_Problem:_
Wherever a line holds the string "ΛΑΧΑΝΙΚΩΝ", copy that line.

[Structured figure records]
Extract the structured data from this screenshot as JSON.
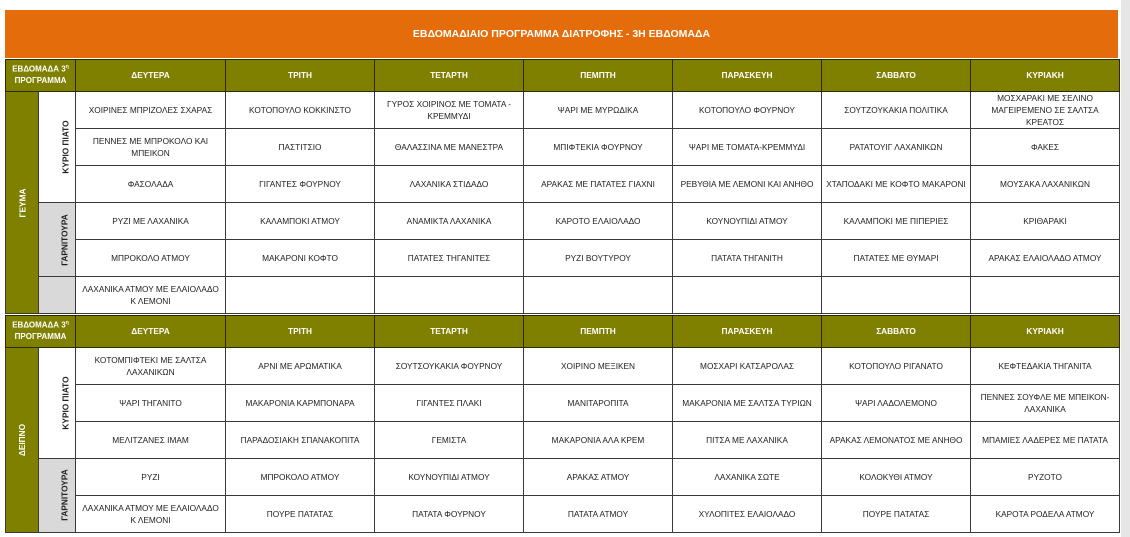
{
  "title": "ΕΒΔΟΜΑΔΙΑΙΟ ΠΡΟΓΡΑΜΜΑ ΔΙΑΤΡΟΦΗΣ - 3Η ΕΒΔΟΜΑΔΑ",
  "colors": {
    "title_bg": "#e46c0a",
    "header_bg": "#7f7f00",
    "side_category_bg": "#d9d9d9"
  },
  "corner": {
    "line1": "ΕΒΔΟΜΑΔΑ 3",
    "sup": "η",
    "line2": "ΠΡΟΓΡΑΜΜΑ"
  },
  "days": [
    "ΔΕΥΤΕΡΑ",
    "ΤΡΙΤΗ",
    "ΤΕΤΑΡΤΗ",
    "ΠΕΜΠΤΗ",
    "ΠΑΡΑΣΚΕΥΗ",
    "ΣΑΒΒΑΤΟ",
    "ΚΥΡΙΑΚΗ"
  ],
  "sections": [
    {
      "meal": "ΓΕΥΜΑ",
      "groups": [
        {
          "category": "ΚΥΡΙΟ ΠΙΑΤΟ",
          "type": "main",
          "rows": [
            [
              "ΧΟΙΡΙΝΕΣ ΜΠΡΙΖΟΛΕΣ   ΣΧΑΡΑΣ",
              "ΚΟΤΟΠΟΥΛΟ ΚΟΚΚΙΝΣΤΟ",
              "ΓΥΡΟΣ ΧΟΙΡΙΝΟΣ ΜΕ ΤΟΜΑΤΑ - ΚΡΕΜΜΥΔΙ",
              "ΨΑΡΙ ΜΕ ΜΥΡΩΔΙΚΑ",
              "ΚΟΤΟΠΟΥΛΟ ΦΟΥΡΝΟΥ",
              "ΣΟΥΤΖΟΥΚΑΚΙΑ ΠΟΛΙΤΙΚΑ",
              "ΜΟΣΧΑΡΑΚΙ ΜΕ ΣΕΛΙΝΟ ΜΑΓΕΙΡΕΜΕΝΟ ΣΕ ΣΑΛΤΣΑ ΚΡΕΑΤΟΣ"
            ],
            [
              "ΠΕΝΝΕΣ ΜΕ ΜΠΡΟΚΟΛΟ ΚΑΙ ΜΠΕΙΚΟΝ",
              "ΠΑΣΤΙΤΣΙΟ",
              "ΘΑΛΑΣΣΙΝΑ ΜΕ ΜΑΝΕΣΤΡΑ",
              "ΜΠΙΦΤΕΚΙΑ  ΦΟΥΡΝΟΥ",
              "ΨΑΡΙ ΜΕ ΤΟΜΑΤΑ-ΚΡΕΜΜΥΔΙ",
              "ΡΑΤΑΤΟΥΙΓ ΛΑΧΑΝΙΚΩΝ",
              "ΦΑΚΕΣ"
            ],
            [
              "ΦΑΣΟΛΑΔΑ",
              "ΓΙΓΑΝΤΕΣ ΦΟΥΡΝΟΥ",
              "ΛΑΧΑΝΙΚΑ ΣΤΙΔΑΔΟ",
              "ΑΡΑΚΑΣ ΜΕ ΠΑΤΑΤΕΣ ΓΙΑΧΝΙ",
              "ΡΕΒΥΘΙΑ ΜΕ ΛΕΜΟΝΙ ΚΑΙ ΑΝΗΘΟ",
              "ΧΤΑΠΟΔΑΚΙ ΜΕ ΚΟΦΤΟ ΜΑΚΑΡΟΝΙ",
              "ΜΟΥΣΑΚΑ ΛΑΧΑΝΙΚΩΝ"
            ]
          ]
        },
        {
          "category": "ΓΑΡΝΙΤΟΥΡΑ",
          "type": "side",
          "rows": [
            [
              "ΡΥΖΙ ΜΕ ΛΑΧΑΝΙΚΑ",
              "ΚΑΛΑΜΠΟΚΙ ΑΤΜΟΥ",
              "ΑΝΑΜΙΚΤΑ ΛΑΧΑΝΙΚΑ",
              "ΚΑΡΟΤΟ ΕΛΑΙΟΛΑΔΟ",
              "ΚΟΥΝΟΥΠΙΔΙ ΑΤΜΟΥ",
              "ΚΑΛΑΜΠΟΚΙ ΜΕ ΠΙΠΕΡΙΕΣ",
              "ΚΡΙΘΑΡΑΚΙ"
            ],
            [
              "ΜΠΡΟΚΟΛΟ ΑΤΜΟΥ",
              "ΜΑΚΑΡΟΝΙ ΚΟΦΤΟ",
              "ΠΑΤΑΤΕΣ ΤΗΓΑΝΙΤΕΣ",
              "ΡΥΖΙ ΒΟΥΤΥΡΟΥ",
              "ΠΑΤΑΤΑ  ΤΗΓΑΝΙΤΗ",
              "ΠΑΤΑΤΕΣ ΜΕ ΘΥΜΑΡΙ",
              "ΑΡΑΚΑΣ ΕΛΑΙΟΛΑΔΟ   ΑΤΜΟΥ"
            ]
          ]
        },
        {
          "category": "",
          "type": "side",
          "rows": [
            [
              "ΛΑΧΑΝΙΚΑ ΑΤΜΟΥ ΜΕ ΕΛΑΙΟΛΑΔΟ Κ ΛΕΜΟΝΙ",
              "",
              "",
              "",
              "",
              "",
              ""
            ]
          ]
        }
      ]
    },
    {
      "meal": "ΔΕΙΠΝΟ",
      "groups": [
        {
          "category": "ΚΥΡΙΟ ΠΙΑΤΟ",
          "type": "main",
          "rows": [
            [
              "ΚΟΤΟΜΠΙΦΤΕΚΙ ΜΕ ΣΑΛΤΣΑ ΛΑΧΑΝΙΚΩΝ",
              "ΑΡΝΙ  ΜΕ ΑΡΩΜΑΤΙΚΑ",
              "ΣΟΥΤΣΟΥΚΑΚΙΑ ΦΟΥΡΝΟΥ",
              "ΧΟΙΡΙΝΟ ΜΕΞΙΚΕΝ",
              "ΜΟΣΧΑΡΙ ΚΑΤΣΑΡΟΛΑΣ",
              "ΚΟΤΟΠΟΥΛΟ ΡΙΓΑΝΑΤΟ",
              "ΚΕΦΤΕΔΑΚΙΑ ΤΗΓΑΝΙΤΑ"
            ],
            [
              "ΨΑΡΙ ΤΗΓΑΝΙΤΟ",
              "ΜΑΚΑΡΟΝΙΑ ΚΑΡΜΠΟΝΑΡΑ",
              "ΓΙΓΑΝΤΕΣ ΠΛΑΚΙ",
              "ΜΑΝΙΤΑΡΟΠΙΤΑ",
              "ΜΑΚΑΡΟΝΙΑ ΜΕ ΣΑΛΤΣΑ ΤΥΡΙΩΝ",
              "ΨΑΡΙ ΛΑΔΟΛΕΜΟΝΟ",
              "ΠΕΝΝΕΣ ΣΟΥΦΛΕ ΜΕ ΜΠΕΙΚΟΝ-ΛΑΧΑΝΙΚΑ"
            ],
            [
              "ΜΕΛΙΤΖΑΝΕΣ ΙΜΑΜ",
              "ΠΑΡΑΔΟΣΙΑΚΗ ΣΠΑΝΑΚΟΠΙΤΑ",
              "ΓΕΜΙΣΤΑ",
              "ΜΑΚΑΡΟΝΙΑ ΑΛΑ ΚΡΕΜ",
              "ΠΙΤΣΑ ΜΕ ΛΑΧΑΝΙΚΑ",
              "ΑΡΑΚΑΣ ΛΕΜΟΝΑΤΟΣ ΜΕ ΑΝΗΘΟ",
              "ΜΠΑΜΙΕΣ ΛΑΔΕΡΕΣ ΜΕ ΠΑΤΑΤΑ"
            ]
          ]
        },
        {
          "category": "ΓΑΡΝΙΤΟΥΡΑ",
          "type": "side",
          "rows": [
            [
              "ΡΥΖΙ",
              "ΜΠΡΟΚΟΛΟ ΑΤΜΟΥ",
              "ΚΟΥΝΟΥΠΙΔΙ ΑΤΜΟΥ",
              "ΑΡΑΚΑΣ ΑΤΜΟΥ",
              "ΛΑΧΑΝΙΚΑ ΣΩΤΕ",
              "ΚΟΛΟΚΥΘΙ ΑΤΜΟΥ",
              "ΡΥΖΟΤΟ"
            ],
            [
              "ΛΑΧΑΝΙΚΑ ΑΤΜΟΥ ΜΕ ΕΛΑΙΟΛΑΔΟ Κ ΛΕΜΟΝΙ",
              "ΠΟΥΡΕ ΠΑΤΑΤΑΣ",
              "ΠΑΤΑΤΑ ΦΟΥΡΝΟΥ",
              "ΠΑΤΑΤΑ ΑΤΜΟΥ",
              "ΧΥΛΟΠΙΤΕΣ ΕΛΑΙΟΛΑΔΟ",
              "ΠΟΥΡΕ ΠΑΤΑΤΑΣ",
              "ΚΑΡΟΤΑ ΡΟΔΕΛΑ ΑΤΜΟΥ"
            ]
          ]
        }
      ]
    }
  ]
}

_Answer to this problem:_
              "ΡΑΤΑΤΟΥΙΓ ΛΑΧΑΝΙΚΩΝ",
              "ΜΟΥΣΑΚΑ ΛΑΧΑΝΙΚΩΝ"
              "ΚΟΤΟΜΠΙΦΤΕΚΙ ΜΕ ΣΑΛΤΣΑ ΛΑΧΑΝΙΚΩΝ",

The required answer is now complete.